**What to work on**
Every entry must be given again exactly.

**Available records**
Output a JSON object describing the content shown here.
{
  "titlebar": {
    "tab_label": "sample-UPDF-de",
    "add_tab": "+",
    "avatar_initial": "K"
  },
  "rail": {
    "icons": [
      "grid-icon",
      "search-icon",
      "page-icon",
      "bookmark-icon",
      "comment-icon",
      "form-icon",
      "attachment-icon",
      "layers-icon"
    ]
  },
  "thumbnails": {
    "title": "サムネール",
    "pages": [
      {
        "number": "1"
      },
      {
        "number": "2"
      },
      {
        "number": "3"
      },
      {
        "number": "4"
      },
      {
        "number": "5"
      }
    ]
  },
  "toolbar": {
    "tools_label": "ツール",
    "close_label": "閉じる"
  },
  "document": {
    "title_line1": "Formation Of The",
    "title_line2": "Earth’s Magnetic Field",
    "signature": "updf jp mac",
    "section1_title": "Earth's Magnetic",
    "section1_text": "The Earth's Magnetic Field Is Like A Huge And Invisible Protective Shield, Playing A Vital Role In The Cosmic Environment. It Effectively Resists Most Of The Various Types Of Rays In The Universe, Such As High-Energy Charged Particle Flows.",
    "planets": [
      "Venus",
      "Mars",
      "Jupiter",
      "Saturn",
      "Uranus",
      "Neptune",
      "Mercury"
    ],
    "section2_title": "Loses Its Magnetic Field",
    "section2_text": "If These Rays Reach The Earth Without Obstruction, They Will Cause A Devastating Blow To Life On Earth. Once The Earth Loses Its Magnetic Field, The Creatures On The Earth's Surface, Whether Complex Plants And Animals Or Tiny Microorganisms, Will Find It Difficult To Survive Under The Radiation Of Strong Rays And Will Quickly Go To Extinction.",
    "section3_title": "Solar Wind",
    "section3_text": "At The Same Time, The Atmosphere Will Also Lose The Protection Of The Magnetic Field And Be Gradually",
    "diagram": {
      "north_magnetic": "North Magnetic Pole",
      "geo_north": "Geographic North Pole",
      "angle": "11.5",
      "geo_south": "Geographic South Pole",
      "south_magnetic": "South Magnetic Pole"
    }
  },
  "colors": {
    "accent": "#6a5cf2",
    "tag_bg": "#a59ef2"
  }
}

**Problem solution**
Output a JSON object describing the content shown here.
{
  "titlebar": {
    "tab_label": "sample-UPDF-de",
    "add_tab": "+",
    "avatar_initial": "K"
  },
  "rail": {
    "icons": [
      "grid-icon",
      "search-icon",
      "page-icon",
      "bookmark-icon",
      "comment-icon",
      "form-icon",
      "attachment-icon",
      "layers-icon"
    ]
  },
  "thumbnails": {
    "title": "サムネール",
    "pages": [
      {
        "number": "1"
      },
      {
        "number": "2"
      },
      {
        "number": "3"
      },
      {
        "number": "4"
      },
      {
        "number": "5"
      }
    ]
  },
  "toolbar": {
    "tools_label": "ツール",
    "close_label": "閉じる"
  },
  "document": {
    "title_line1": "Formation Of The",
    "title_line2": "Earth’s Magnetic Field",
    "signature": "updf jp mac",
    "section1_title": "Earth's Magnetic",
    "section1_text": "The Earth's Magnetic Field Is Like A Huge And Invisible Protective Shield, Playing A Vital Role In The Cosmic Environment. It Effectively Resists Most Of The Various Types Of Rays In The Universe, Such As High-Energy Charged Particle Flows.",
    "planets": [
      "Venus",
      "Mars",
      "Jupiter",
      "Saturn",
      "Uranus",
      "Neptune",
      "Mercury"
    ],
    "section2_title": "Loses Its Magnetic Field",
    "section2_text": "If These Rays Reach The Earth Without Obstruction, They Will Cause A Devastating Blow To Life On Earth. Once The Earth Loses Its Magnetic Field, The Creatures On The Earth's Surface, Whether Complex Plants And Animals Or Tiny Microorganisms, Will Find It Difficult To Survive Under The Radiation Of Strong Rays And Will Quickly Go To Extinction.",
    "section3_title": "Solar Wind",
    "section3_text": "At The Same Time, The Atmosphere Will Also Lose The Protection Of The Magnetic Field And Be Gradually",
    "diagram": {
      "north_magnetic": "North Magnetic Pole",
      "geo_north": "Geographic North Pole",
      "angle": "11.5",
      "geo_south": "Geographic South Pole",
      "south_magnetic": "South Magnetic Pole"
    }
  },
  "colors": {
    "accent": "#6a5cf2",
    "tag_bg": "#a59ef2"
  }
}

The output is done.